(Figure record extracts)
— Start —

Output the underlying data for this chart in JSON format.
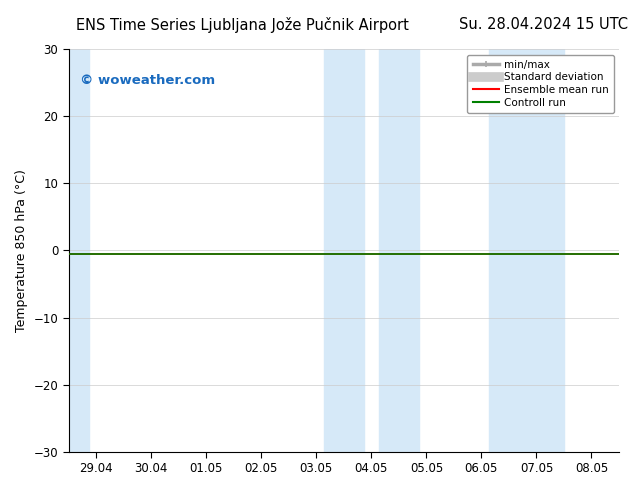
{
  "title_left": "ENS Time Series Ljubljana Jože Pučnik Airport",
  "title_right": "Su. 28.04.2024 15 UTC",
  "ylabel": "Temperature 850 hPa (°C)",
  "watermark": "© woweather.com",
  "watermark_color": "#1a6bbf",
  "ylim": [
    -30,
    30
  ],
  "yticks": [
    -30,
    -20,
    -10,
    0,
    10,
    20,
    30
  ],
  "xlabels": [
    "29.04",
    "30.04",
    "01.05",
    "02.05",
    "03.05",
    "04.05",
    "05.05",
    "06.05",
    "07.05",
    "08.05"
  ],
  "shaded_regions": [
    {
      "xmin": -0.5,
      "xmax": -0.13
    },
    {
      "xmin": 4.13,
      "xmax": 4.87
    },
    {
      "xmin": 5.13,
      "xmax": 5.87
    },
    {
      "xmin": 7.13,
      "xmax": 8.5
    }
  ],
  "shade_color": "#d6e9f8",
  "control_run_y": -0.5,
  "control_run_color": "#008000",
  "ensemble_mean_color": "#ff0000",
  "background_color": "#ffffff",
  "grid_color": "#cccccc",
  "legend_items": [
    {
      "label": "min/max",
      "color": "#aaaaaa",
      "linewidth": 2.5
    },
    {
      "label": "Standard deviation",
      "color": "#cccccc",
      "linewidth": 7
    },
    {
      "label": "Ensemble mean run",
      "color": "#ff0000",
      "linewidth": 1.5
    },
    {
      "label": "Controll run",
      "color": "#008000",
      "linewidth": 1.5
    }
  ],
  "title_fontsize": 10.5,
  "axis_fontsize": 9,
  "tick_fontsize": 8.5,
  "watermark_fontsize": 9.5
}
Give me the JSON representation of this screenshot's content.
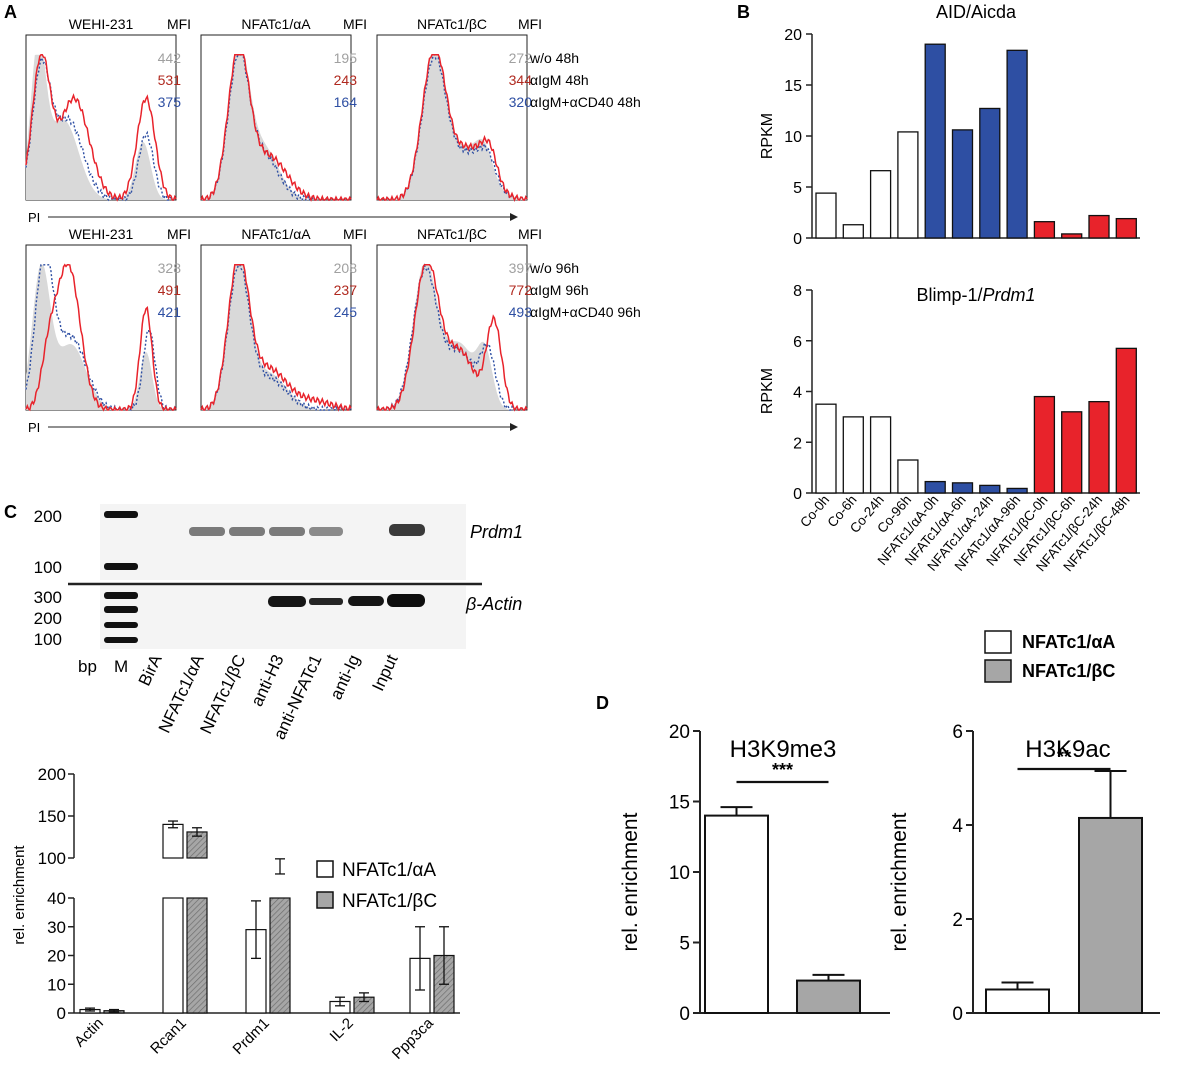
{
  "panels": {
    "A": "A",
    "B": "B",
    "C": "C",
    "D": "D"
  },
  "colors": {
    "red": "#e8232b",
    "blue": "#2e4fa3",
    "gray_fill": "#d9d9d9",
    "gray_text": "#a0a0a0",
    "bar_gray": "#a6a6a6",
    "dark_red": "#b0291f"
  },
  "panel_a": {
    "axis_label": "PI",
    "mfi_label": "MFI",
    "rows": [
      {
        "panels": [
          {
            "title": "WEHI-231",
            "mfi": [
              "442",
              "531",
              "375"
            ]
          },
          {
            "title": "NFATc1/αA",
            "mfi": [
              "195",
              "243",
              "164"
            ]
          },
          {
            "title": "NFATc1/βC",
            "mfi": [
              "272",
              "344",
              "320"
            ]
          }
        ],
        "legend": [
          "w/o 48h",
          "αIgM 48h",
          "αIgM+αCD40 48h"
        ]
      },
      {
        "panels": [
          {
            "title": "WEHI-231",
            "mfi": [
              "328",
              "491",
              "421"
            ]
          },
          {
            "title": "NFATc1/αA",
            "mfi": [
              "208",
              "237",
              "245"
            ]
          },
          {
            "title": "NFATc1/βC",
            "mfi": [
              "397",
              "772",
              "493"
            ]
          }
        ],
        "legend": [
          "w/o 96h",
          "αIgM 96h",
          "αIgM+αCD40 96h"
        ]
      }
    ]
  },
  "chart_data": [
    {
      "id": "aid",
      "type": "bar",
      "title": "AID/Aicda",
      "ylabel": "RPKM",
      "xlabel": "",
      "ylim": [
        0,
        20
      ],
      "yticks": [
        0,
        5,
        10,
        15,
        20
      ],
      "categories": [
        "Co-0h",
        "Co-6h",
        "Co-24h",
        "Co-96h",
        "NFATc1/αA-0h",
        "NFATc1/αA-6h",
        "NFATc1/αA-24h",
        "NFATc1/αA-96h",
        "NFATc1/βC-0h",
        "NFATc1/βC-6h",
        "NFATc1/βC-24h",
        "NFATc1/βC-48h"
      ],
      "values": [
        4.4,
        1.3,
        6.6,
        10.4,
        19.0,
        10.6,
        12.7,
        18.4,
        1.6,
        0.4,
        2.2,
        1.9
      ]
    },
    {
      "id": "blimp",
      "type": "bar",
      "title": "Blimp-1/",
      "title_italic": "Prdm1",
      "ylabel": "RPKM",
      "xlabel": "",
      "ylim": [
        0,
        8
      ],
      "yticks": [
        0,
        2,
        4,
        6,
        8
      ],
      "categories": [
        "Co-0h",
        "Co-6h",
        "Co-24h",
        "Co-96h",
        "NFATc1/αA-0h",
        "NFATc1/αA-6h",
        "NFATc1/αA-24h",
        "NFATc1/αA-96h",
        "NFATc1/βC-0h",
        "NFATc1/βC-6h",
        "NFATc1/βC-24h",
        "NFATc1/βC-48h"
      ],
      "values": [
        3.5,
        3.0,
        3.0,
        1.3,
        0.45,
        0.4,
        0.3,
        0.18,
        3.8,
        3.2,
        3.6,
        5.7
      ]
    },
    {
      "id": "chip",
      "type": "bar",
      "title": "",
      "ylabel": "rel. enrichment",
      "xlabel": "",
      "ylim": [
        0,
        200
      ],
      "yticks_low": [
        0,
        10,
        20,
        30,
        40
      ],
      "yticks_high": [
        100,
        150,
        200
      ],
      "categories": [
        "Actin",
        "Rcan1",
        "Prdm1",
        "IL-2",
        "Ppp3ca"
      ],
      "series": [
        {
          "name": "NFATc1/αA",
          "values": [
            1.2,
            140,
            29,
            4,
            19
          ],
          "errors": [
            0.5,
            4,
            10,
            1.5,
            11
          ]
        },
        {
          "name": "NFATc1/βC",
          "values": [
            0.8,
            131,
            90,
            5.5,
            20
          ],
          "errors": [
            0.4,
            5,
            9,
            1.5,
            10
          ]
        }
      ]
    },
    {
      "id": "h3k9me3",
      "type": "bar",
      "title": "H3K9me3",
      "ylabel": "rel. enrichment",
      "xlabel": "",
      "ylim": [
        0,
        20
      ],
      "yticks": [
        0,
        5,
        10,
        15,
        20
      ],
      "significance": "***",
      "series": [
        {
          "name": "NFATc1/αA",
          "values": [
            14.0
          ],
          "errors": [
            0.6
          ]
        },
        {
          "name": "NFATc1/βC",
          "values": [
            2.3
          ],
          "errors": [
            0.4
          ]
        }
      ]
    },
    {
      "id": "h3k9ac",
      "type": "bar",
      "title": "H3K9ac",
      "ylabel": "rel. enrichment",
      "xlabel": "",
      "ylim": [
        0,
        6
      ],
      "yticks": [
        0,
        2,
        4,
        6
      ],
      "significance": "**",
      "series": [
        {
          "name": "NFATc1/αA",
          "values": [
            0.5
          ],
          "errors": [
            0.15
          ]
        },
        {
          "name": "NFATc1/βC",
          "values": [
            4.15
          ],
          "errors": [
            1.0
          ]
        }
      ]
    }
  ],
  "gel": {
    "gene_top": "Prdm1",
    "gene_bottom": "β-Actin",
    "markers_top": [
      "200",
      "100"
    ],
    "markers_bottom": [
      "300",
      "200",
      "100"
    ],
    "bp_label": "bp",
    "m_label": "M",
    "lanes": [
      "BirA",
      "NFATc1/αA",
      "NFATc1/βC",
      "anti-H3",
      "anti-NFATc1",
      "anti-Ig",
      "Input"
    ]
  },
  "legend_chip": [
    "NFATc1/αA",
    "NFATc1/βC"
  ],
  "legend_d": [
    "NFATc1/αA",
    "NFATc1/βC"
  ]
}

— End —
— Start —

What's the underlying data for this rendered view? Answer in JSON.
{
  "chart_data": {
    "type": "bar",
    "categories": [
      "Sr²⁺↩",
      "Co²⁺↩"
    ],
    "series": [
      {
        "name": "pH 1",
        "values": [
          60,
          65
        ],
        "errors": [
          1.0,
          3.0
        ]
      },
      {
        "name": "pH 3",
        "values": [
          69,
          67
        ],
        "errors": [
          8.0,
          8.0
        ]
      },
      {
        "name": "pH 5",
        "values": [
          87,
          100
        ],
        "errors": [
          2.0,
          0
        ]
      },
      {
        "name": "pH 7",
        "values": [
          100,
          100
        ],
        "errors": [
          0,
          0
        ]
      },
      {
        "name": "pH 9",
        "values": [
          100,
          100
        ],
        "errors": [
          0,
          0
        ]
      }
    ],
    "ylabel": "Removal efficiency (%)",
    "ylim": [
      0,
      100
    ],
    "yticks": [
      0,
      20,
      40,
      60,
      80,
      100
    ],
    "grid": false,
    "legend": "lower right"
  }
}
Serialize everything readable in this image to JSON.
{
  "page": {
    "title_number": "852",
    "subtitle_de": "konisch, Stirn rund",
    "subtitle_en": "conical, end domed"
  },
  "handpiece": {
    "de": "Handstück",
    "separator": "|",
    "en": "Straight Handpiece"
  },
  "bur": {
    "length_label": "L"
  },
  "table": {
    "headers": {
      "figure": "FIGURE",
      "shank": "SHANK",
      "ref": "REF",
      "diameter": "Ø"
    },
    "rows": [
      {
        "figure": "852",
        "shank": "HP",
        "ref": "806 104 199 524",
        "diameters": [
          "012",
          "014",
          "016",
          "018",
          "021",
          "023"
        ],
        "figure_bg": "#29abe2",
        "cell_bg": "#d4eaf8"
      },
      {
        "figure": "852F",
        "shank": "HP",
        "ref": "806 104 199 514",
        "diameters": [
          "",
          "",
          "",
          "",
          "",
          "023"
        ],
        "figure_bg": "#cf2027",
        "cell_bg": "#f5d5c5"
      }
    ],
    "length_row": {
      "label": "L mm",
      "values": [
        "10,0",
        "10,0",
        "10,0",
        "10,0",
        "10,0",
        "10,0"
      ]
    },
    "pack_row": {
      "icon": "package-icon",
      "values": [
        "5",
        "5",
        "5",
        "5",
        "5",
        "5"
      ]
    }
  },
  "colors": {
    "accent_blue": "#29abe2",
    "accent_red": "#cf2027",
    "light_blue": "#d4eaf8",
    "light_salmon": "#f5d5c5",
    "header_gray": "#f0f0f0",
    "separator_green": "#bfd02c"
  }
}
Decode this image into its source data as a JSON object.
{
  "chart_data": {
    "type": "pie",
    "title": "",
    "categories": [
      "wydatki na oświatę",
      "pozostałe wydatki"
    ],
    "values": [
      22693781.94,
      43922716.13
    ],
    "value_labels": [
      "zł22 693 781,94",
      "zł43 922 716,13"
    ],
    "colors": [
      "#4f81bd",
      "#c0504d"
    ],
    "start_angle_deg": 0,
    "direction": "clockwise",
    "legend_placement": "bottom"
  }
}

— End —
— Start —

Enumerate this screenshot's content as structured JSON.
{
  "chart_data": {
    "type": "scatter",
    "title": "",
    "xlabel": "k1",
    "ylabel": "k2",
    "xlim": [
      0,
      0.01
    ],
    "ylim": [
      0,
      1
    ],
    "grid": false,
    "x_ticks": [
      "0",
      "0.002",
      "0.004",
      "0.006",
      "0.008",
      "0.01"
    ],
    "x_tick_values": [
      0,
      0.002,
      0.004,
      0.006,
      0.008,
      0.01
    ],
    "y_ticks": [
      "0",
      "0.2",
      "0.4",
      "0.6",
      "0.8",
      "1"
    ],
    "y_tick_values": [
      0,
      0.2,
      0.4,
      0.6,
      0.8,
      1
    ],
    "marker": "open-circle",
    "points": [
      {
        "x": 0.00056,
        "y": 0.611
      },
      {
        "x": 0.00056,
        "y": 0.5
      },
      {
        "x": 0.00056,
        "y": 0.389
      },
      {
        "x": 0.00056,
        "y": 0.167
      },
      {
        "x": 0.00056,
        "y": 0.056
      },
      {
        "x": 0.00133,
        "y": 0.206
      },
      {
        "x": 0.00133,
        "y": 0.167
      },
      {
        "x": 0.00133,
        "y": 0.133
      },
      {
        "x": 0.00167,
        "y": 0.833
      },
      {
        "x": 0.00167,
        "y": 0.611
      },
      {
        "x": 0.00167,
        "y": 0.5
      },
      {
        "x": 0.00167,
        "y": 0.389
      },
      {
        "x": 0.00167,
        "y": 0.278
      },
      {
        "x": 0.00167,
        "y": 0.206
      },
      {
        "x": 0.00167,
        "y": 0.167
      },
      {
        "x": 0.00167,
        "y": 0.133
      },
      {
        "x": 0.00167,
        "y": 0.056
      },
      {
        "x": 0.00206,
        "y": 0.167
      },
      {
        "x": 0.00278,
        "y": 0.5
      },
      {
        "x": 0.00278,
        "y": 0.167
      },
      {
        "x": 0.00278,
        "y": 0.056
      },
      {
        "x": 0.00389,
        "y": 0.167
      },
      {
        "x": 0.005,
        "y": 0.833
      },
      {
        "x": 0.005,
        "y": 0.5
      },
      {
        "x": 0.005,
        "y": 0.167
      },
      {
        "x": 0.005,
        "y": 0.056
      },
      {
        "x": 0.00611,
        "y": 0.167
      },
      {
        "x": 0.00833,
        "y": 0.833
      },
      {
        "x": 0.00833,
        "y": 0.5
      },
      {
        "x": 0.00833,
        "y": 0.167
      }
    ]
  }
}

— End —

## Set problem:
Whichever lines contain the string "image", select and copy them.

## Output of the exercise:
Serialize everything readable in this image to JSON.
Decode this image into its source data as a JSON object.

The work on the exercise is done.